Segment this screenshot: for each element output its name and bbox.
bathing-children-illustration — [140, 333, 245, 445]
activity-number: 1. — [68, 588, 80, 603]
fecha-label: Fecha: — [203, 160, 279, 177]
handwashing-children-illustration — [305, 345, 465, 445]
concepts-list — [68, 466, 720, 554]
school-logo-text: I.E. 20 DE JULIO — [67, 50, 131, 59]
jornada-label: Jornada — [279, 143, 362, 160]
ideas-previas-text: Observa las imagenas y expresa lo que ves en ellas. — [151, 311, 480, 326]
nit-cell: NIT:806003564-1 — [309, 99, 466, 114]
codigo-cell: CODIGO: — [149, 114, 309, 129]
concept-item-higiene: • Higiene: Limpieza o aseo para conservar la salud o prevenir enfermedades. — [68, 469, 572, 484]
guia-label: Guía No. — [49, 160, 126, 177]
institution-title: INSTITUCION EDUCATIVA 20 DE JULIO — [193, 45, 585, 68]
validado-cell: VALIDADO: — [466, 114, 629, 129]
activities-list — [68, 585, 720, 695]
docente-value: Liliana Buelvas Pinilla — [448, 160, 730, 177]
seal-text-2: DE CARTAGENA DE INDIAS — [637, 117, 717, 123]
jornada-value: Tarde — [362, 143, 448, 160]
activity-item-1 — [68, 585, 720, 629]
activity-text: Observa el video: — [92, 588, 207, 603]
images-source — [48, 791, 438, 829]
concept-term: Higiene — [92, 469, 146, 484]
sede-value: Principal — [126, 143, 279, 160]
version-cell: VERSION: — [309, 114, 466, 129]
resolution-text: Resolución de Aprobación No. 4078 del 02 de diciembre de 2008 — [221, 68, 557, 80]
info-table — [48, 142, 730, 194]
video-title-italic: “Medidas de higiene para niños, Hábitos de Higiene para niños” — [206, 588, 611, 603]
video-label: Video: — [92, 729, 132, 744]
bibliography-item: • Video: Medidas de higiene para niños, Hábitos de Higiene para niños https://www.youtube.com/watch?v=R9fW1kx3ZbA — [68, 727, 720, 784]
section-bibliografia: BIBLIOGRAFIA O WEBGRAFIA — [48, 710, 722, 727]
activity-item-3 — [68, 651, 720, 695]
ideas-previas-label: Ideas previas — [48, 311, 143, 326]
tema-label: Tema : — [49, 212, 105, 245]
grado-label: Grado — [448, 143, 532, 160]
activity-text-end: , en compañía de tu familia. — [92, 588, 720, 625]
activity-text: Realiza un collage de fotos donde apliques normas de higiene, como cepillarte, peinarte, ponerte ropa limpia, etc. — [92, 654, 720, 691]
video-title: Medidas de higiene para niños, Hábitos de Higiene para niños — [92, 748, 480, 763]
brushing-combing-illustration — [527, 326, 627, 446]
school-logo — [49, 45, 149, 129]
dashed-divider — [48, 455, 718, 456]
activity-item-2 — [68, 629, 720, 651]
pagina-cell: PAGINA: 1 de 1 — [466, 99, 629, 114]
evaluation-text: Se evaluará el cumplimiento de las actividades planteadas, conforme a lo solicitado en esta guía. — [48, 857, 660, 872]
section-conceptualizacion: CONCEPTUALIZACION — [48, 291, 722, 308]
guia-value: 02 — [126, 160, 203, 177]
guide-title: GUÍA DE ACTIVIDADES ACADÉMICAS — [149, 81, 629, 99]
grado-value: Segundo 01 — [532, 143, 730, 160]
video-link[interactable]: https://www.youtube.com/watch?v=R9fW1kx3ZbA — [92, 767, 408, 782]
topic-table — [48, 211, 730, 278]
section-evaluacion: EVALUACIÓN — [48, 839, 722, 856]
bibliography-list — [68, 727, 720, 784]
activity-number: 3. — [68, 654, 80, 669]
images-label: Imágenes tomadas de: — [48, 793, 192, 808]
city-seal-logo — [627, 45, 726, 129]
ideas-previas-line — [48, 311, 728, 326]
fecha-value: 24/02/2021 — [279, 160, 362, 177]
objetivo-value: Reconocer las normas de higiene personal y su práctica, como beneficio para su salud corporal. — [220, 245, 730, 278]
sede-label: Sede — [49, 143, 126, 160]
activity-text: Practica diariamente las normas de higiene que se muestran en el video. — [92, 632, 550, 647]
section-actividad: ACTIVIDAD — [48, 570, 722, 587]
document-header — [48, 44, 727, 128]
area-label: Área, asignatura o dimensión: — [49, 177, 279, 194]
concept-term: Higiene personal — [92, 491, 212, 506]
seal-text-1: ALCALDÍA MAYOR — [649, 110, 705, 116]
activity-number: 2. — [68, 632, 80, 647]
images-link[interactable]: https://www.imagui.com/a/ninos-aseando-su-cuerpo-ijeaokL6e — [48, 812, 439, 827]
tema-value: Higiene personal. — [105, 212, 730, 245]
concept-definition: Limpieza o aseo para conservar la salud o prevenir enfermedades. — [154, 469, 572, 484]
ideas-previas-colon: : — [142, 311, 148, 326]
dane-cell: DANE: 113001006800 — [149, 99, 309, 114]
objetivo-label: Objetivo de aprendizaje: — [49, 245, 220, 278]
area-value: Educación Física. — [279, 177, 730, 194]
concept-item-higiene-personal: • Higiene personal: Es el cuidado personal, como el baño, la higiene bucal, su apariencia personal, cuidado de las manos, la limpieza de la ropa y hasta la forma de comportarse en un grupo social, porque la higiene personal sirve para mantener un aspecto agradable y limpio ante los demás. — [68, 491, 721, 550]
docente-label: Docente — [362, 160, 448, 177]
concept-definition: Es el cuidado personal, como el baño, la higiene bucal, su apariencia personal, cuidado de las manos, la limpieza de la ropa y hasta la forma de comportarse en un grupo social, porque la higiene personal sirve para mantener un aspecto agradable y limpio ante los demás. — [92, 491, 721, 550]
···
YOUR OBJECTIVE:
Return the lines above that include the string "item".

PROBLEM SOLUTION:
concept-item-higiene: • Higiene: Limpieza o aseo para conservar la salud o prevenir enfermedades. — [68, 469, 572, 484]
activity-item-1 — [68, 585, 720, 629]
bibliography-item: • Video: Medidas de higiene para niños, Hábitos de Higiene para niños https://www.youtube.com/watch?v=R9fW1kx3ZbA — [68, 727, 720, 784]
activity-item-3 — [68, 651, 720, 695]
activity-item-2 — [68, 629, 720, 651]
concept-item-higiene-personal: • Higiene personal: Es el cuidado personal, como el baño, la higiene bucal, su apariencia personal, cuidado de las manos, la limpieza de la ropa y hasta la forma de comportarse en un grupo social, porque la higiene personal sirve para mantener un aspecto agradable y limpio ante los demás. — [68, 491, 721, 550]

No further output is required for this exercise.